> _Written instruction_
Check the listing below for lines with the word "using" and say how many there are, with nothing but the number.

Saved entries
··········

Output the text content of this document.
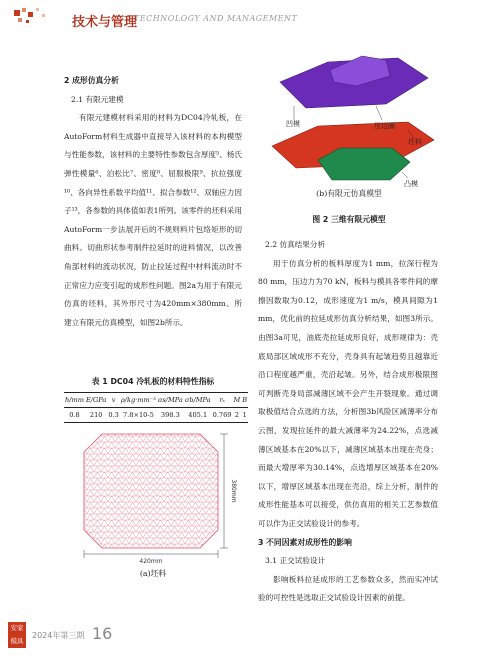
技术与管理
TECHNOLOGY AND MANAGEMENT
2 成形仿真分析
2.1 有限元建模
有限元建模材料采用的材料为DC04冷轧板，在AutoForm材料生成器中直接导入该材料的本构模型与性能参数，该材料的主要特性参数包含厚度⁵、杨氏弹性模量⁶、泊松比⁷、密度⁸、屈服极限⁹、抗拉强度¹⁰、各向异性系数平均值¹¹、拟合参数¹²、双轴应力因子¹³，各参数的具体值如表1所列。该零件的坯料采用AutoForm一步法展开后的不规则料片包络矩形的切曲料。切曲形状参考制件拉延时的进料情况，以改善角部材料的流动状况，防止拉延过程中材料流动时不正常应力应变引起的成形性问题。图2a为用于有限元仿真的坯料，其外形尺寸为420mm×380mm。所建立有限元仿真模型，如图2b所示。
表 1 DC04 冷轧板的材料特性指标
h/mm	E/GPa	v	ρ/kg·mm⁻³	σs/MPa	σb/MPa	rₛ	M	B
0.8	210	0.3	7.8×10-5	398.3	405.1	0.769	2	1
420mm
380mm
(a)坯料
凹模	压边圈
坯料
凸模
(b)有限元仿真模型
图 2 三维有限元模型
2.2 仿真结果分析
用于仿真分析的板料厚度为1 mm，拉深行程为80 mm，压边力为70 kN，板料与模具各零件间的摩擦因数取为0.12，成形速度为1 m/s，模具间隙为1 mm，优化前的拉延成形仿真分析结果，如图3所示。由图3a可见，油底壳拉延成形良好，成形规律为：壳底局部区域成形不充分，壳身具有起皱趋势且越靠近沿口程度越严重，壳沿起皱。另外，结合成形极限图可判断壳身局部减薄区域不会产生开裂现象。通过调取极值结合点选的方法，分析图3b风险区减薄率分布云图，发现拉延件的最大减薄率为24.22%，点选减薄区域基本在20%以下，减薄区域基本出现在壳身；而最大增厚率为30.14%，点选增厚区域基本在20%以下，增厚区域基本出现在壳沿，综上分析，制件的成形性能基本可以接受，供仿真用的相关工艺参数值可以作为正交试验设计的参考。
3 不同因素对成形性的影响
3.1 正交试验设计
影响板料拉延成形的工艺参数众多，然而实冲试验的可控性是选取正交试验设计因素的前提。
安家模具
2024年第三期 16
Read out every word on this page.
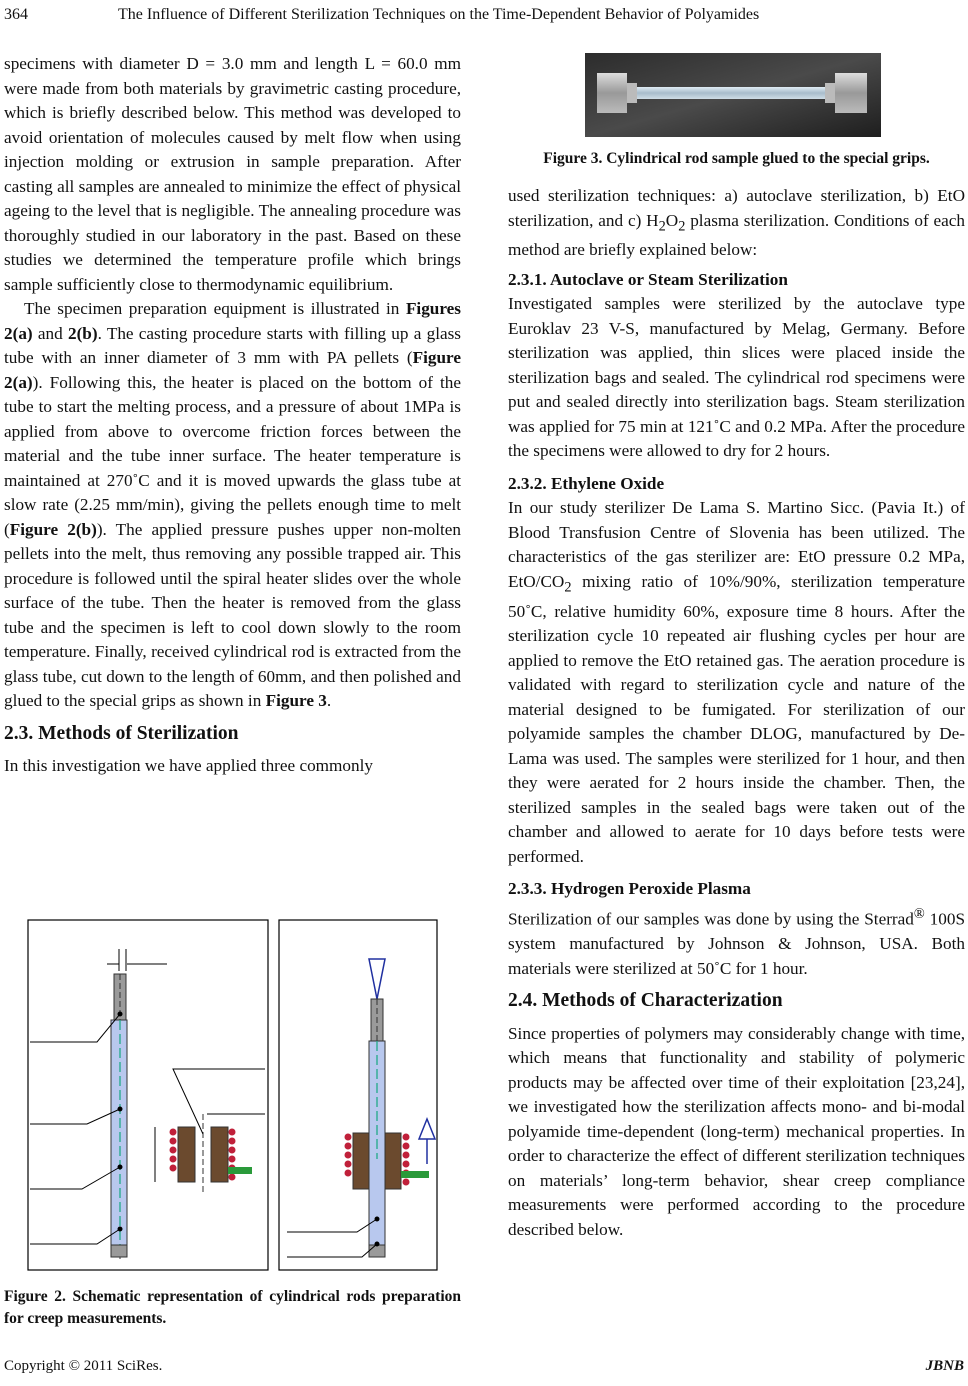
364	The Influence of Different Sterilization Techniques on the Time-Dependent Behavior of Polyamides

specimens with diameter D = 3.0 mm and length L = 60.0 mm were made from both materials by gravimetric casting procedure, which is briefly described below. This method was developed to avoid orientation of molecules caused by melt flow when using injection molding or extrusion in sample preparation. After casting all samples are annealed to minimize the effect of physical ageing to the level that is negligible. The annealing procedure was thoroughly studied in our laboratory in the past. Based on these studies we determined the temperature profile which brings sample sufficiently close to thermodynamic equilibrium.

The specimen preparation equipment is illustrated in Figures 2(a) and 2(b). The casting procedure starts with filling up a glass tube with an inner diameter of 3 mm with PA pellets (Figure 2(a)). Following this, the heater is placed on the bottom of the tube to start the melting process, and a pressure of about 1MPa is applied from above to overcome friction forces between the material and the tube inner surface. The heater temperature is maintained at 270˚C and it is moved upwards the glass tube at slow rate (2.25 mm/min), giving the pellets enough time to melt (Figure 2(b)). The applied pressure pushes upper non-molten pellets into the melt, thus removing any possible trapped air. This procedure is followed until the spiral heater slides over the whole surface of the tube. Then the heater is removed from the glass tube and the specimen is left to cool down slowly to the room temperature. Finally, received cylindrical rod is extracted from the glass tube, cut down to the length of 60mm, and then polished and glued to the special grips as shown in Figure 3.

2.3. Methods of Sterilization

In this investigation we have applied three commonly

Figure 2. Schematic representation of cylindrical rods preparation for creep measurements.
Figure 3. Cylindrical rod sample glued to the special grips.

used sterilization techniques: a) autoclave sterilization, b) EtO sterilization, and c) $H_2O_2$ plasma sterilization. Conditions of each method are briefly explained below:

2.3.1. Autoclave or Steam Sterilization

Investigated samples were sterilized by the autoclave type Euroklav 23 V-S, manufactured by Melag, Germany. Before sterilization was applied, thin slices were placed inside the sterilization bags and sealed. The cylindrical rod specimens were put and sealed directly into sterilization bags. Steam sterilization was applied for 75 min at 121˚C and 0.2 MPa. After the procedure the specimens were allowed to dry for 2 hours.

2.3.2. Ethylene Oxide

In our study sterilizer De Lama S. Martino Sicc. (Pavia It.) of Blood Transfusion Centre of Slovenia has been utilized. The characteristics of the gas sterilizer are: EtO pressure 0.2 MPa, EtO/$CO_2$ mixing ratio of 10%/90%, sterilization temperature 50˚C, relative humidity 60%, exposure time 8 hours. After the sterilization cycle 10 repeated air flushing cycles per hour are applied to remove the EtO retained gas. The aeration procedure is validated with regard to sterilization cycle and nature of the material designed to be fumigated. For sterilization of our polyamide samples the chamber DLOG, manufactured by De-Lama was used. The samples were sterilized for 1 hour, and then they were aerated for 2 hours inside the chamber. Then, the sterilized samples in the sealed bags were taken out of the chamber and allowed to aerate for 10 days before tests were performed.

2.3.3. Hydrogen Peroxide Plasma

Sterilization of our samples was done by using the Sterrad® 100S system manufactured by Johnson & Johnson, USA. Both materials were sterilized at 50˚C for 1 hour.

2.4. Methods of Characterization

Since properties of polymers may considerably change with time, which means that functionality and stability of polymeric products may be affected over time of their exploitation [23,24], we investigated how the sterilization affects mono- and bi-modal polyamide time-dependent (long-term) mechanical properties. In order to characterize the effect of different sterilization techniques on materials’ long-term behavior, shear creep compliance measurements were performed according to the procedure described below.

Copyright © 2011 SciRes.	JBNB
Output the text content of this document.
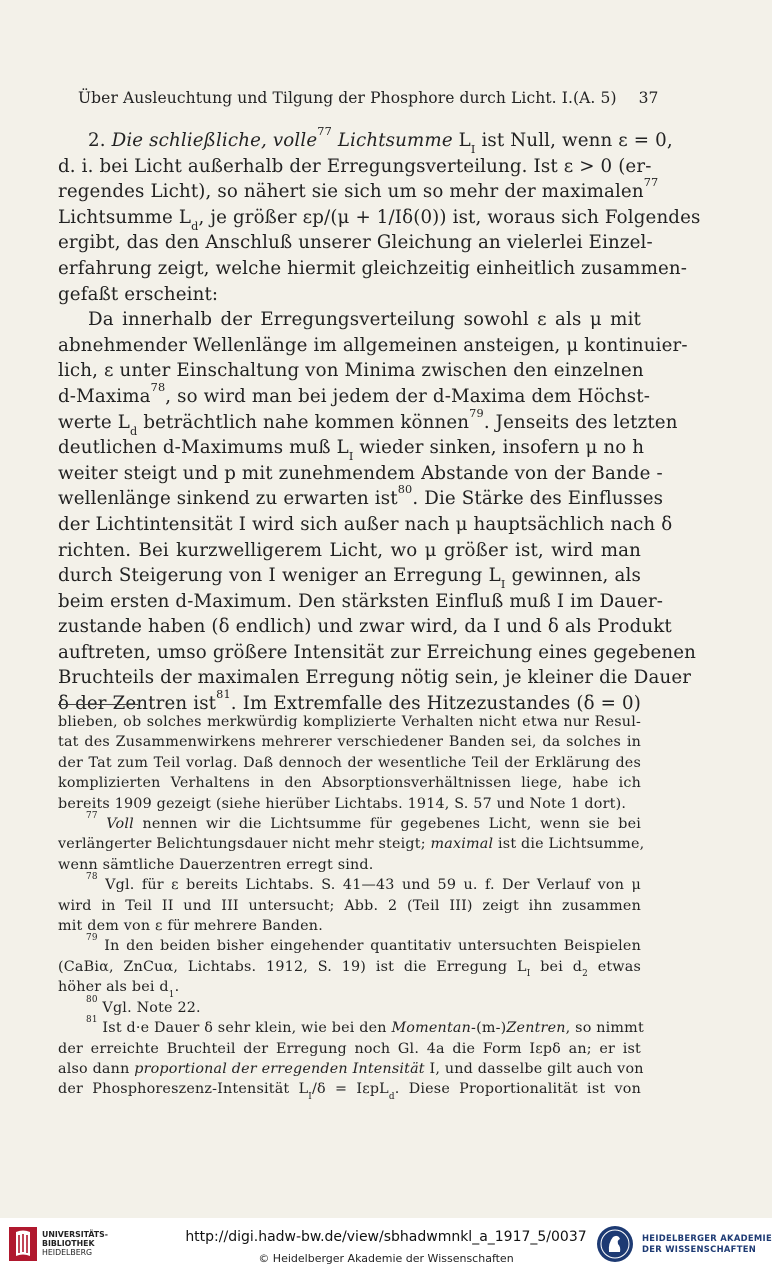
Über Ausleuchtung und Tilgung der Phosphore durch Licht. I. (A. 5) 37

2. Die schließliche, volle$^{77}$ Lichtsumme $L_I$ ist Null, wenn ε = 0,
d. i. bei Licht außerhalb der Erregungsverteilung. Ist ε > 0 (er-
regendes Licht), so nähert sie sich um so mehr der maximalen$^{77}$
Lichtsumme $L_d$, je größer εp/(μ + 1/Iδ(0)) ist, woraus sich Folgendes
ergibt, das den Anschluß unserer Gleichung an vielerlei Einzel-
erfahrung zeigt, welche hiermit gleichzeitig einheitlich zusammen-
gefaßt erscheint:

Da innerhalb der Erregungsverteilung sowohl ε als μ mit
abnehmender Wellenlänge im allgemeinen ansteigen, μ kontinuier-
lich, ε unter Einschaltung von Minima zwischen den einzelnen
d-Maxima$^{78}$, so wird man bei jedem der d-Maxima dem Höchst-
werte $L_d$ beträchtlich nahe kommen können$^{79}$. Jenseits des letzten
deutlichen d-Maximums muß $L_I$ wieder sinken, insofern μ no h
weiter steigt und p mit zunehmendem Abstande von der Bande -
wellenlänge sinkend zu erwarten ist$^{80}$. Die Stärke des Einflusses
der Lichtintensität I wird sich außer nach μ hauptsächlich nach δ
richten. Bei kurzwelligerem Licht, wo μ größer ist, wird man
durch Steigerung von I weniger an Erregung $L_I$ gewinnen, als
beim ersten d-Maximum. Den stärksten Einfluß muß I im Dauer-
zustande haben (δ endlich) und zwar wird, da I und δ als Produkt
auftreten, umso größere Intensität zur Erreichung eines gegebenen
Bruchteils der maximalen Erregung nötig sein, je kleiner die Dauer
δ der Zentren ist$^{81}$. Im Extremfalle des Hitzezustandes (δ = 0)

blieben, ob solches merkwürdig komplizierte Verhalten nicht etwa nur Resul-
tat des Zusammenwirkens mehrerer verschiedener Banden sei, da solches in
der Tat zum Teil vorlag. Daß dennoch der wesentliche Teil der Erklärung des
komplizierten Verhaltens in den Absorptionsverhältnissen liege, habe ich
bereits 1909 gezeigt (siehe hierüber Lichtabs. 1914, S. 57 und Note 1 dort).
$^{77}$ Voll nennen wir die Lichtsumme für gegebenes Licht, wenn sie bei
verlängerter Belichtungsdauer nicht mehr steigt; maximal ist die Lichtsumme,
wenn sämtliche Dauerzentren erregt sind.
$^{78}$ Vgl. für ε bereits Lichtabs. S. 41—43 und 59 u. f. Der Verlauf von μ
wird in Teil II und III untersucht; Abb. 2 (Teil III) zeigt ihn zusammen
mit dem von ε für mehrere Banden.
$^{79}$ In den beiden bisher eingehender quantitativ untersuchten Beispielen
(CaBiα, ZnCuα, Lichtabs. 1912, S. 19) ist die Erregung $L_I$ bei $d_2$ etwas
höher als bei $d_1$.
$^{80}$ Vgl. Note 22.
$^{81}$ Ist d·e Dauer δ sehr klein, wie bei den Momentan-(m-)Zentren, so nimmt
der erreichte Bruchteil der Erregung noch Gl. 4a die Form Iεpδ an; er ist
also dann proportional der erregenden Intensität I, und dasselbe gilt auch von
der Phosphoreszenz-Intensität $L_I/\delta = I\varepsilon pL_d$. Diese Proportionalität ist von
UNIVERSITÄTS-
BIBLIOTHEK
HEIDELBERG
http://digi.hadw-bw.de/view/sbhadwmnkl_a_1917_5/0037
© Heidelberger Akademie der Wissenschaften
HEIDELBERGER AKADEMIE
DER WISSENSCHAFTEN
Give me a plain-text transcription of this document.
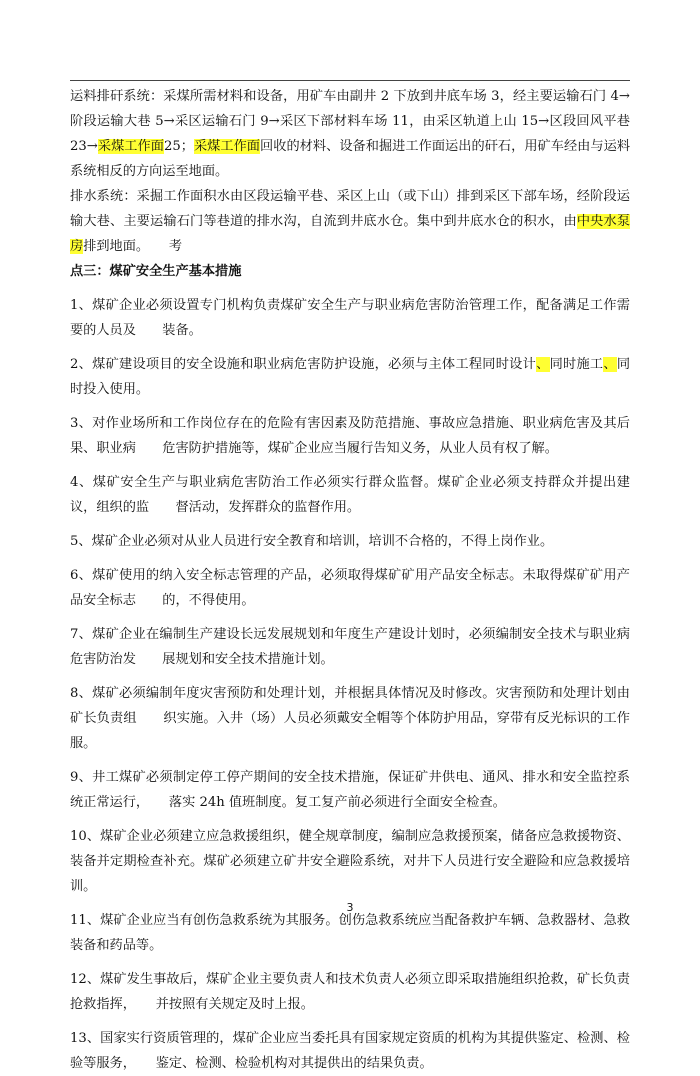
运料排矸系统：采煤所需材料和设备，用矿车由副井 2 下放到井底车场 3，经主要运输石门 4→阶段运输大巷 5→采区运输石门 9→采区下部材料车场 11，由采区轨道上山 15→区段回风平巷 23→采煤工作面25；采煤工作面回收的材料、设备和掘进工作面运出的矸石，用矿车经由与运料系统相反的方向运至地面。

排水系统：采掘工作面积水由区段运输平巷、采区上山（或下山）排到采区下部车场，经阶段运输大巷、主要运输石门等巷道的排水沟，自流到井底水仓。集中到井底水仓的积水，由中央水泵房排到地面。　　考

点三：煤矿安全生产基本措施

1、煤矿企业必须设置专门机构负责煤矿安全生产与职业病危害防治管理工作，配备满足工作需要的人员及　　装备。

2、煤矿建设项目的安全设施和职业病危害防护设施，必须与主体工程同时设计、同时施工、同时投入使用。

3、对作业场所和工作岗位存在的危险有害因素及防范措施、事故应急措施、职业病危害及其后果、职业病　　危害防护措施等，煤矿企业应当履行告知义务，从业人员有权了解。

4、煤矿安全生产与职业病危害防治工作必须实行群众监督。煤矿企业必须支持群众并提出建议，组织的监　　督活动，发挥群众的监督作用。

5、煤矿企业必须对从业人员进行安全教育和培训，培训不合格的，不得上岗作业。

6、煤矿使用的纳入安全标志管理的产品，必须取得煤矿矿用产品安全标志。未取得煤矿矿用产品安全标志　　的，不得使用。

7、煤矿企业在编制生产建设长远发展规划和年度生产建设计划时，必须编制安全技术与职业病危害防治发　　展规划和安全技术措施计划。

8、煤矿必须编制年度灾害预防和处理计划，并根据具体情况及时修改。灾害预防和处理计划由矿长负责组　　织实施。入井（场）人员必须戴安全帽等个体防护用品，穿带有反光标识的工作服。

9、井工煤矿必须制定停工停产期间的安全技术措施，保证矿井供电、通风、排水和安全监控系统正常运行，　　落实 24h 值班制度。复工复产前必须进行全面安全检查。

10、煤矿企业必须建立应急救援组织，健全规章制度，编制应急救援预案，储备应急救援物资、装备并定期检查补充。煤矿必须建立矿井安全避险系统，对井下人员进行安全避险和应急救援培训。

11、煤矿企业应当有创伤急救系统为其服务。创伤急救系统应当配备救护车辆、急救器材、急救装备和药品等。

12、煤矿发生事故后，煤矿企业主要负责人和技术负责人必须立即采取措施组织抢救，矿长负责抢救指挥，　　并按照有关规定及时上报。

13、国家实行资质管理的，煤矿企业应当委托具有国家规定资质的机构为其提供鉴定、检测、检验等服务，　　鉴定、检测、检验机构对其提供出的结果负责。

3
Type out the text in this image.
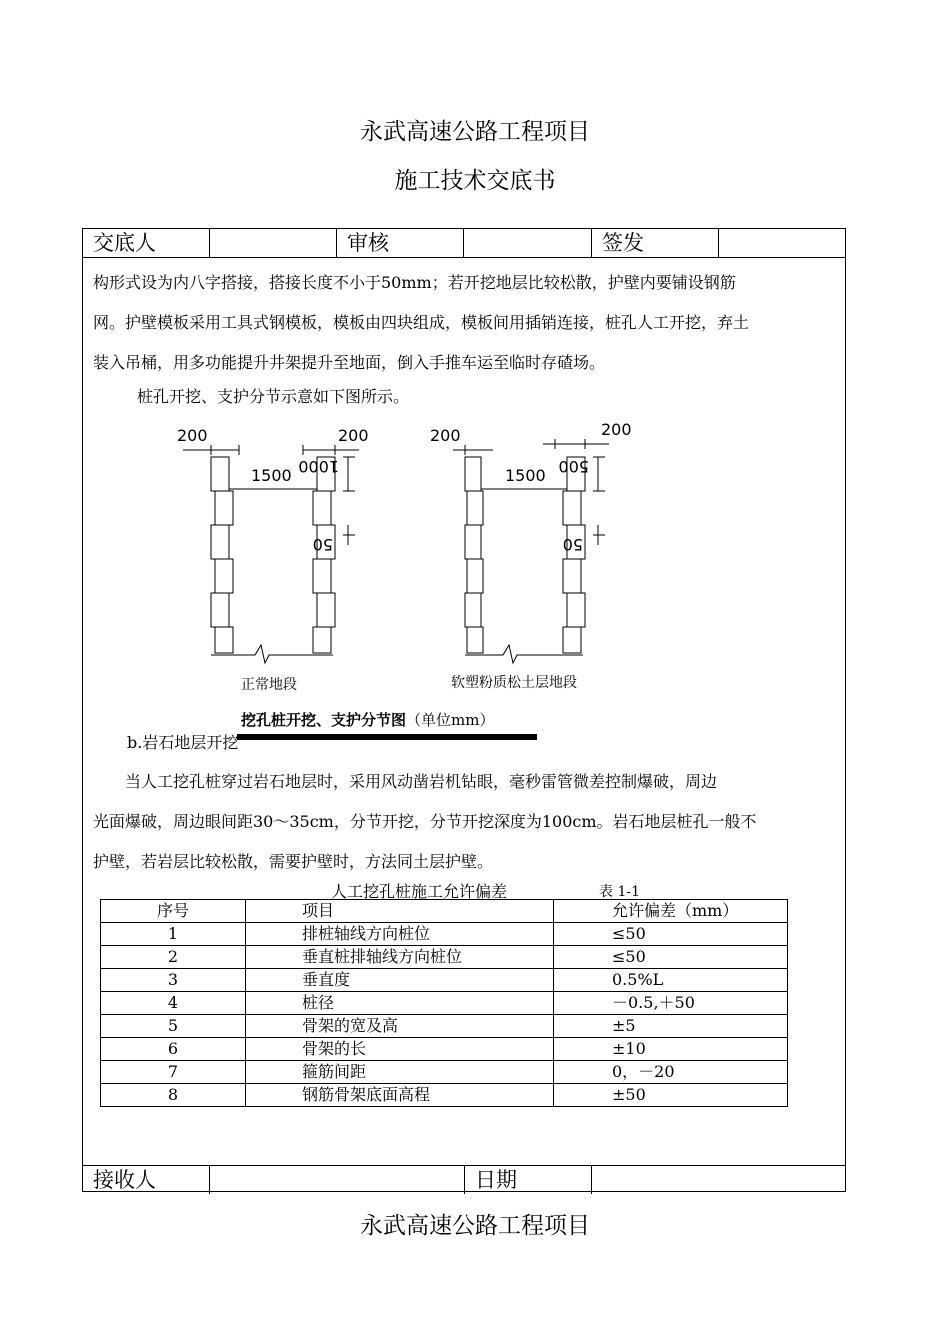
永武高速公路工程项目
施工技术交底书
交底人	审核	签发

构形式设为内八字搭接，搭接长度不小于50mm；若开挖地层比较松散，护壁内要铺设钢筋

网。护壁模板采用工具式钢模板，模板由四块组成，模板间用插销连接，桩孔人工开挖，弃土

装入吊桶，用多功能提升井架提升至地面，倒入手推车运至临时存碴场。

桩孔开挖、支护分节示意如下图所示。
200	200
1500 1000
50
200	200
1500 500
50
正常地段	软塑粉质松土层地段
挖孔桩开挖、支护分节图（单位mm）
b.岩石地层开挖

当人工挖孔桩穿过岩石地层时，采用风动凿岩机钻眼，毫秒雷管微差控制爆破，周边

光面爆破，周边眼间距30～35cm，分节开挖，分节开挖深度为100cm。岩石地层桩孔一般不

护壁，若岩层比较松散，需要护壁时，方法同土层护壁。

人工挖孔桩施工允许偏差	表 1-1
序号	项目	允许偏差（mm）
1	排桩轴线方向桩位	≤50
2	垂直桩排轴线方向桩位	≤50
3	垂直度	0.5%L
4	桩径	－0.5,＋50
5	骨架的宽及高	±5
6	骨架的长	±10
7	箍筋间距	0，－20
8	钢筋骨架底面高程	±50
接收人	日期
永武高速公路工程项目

··········

> _Solution to this exercise_
2